## TASK PROMPT
Find the lines holding the word "acme" and collect them.

## RECORD EXTRACTS
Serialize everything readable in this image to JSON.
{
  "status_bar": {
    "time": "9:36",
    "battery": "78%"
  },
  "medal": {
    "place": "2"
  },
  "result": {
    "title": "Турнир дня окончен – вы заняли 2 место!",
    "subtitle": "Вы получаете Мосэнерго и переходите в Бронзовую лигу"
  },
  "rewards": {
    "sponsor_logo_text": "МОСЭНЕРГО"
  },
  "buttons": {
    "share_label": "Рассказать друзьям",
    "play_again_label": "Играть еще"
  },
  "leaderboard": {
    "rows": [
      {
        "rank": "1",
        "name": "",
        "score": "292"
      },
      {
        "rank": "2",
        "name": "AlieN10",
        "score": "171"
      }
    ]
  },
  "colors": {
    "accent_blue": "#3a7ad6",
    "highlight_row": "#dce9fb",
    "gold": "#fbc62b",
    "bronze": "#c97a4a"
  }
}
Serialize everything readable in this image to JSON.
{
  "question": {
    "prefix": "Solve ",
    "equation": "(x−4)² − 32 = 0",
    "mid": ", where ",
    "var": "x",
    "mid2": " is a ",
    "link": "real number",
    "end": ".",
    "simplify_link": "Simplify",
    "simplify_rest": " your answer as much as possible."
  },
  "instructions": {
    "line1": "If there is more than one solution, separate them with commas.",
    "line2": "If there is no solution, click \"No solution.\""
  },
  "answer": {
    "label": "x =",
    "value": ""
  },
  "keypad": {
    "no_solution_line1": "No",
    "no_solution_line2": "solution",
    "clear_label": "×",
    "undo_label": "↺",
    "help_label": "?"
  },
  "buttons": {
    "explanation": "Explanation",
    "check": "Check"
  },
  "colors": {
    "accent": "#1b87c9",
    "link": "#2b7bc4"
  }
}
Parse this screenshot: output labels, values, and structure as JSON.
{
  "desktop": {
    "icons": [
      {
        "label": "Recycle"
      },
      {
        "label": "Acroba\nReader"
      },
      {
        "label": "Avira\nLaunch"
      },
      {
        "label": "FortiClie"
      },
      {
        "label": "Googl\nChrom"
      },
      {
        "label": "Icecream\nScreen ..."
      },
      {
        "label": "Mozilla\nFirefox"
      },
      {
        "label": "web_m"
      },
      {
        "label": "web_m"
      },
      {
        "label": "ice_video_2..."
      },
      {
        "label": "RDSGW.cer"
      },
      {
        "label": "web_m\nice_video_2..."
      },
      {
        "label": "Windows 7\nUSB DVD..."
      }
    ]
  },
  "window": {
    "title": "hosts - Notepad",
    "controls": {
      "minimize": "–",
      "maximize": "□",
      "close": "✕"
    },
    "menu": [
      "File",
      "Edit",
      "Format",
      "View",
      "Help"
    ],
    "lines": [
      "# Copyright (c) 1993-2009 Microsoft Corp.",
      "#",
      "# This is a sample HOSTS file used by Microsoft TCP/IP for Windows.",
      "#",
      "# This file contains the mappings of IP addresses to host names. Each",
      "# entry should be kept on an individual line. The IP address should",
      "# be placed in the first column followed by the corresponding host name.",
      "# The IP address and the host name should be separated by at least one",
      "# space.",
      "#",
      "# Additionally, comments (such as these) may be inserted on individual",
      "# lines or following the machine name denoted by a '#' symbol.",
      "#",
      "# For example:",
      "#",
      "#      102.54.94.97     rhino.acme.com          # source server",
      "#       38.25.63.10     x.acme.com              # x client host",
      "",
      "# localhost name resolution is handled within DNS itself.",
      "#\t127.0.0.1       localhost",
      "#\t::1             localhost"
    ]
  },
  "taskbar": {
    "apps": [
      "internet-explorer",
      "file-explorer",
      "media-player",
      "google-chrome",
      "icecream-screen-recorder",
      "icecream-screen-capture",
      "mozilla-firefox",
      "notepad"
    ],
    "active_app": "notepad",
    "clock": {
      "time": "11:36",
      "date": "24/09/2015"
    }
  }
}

## REPLY TO THE EXERCISE
      "#      102.54.94.97     rhino.acme.com          # source server",
      "#       38.25.63.10     x.acme.com              # x client host",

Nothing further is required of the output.